▶ _Problem description_:
Using the data below, copy each line that includes the word "Time".

-- START OF Input records --

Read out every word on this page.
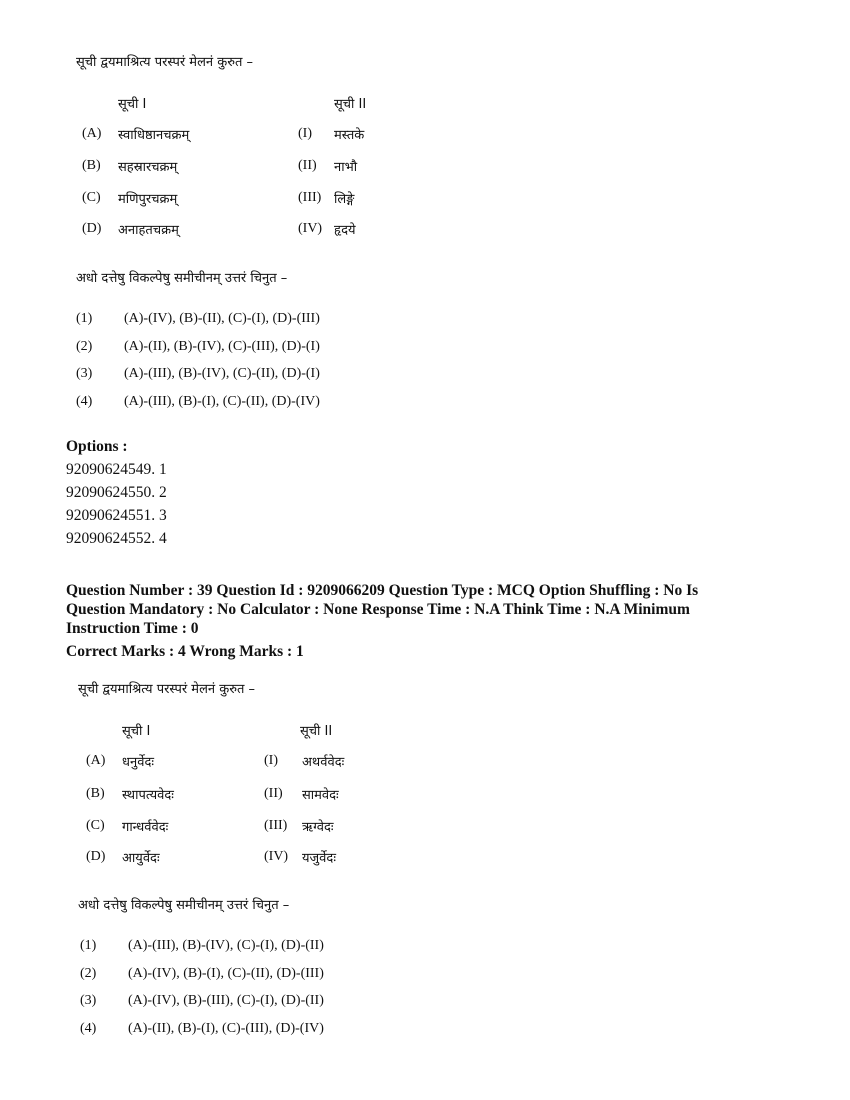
सूची द्वयमाश्रित्य परस्परं मेलनं कुरुत –
सूची I	सूची II
(A) स्वाधिष्ठानचक्रम्	(I) मस्तके
(B) सहस्रारचक्रम्	(II) नाभौ
(C) मणिपुरचक्रम्	(III) लिङ्गे
(D) अनाहतचक्रम्	(IV) हृदये
अधो दत्तेषु विकल्पेषु समीचीनम् उत्तरं चिनुत –
(1) (A)-(IV), (B)-(II), (C)-(I), (D)-(III)
(2) (A)-(II), (B)-(IV), (C)-(III), (D)-(I)
(3) (A)-(III), (B)-(IV), (C)-(II), (D)-(I)
(4) (A)-(III), (B)-(I), (C)-(II), (D)-(IV)
Options :
92090624549. 1
92090624550. 2
92090624551. 3
92090624552. 4
Question Number : 39 Question Id : 9209066209 Question Type : MCQ Option Shuffling : No Is
Question Mandatory : No Calculator : None Response Time : N.A Think Time : N.A Minimum
Instruction Time : 0
Correct Marks : 4 Wrong Marks : 1
सूची द्वयमाश्रित्य परस्परं मेलनं कुरुत –
सूची I	सूची II
(A) धनुर्वेदः	(I) अथर्ववेदः
(B) स्थापत्यवेदः	(II) सामवेदः
(C) गान्धर्ववेदः	(III) ऋग्वेदः
(D) आयुर्वेदः	(IV) यजुर्वेदः
अधो दत्तेषु विकल्पेषु समीचीनम् उत्तरं चिनुत –
(1) (A)-(III), (B)-(IV), (C)-(I), (D)-(II)
(2) (A)-(IV), (B)-(I), (C)-(II), (D)-(III)
(3) (A)-(IV), (B)-(III), (C)-(I), (D)-(II)
(4) (A)-(II), (B)-(I), (C)-(III), (D)-(IV)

-- END OF Input records --

▶ _Solution to the exercise_:
Question Mandatory : No Calculator : None Response Time : N.A Think Time : N.A Minimum
Instruction Time : 0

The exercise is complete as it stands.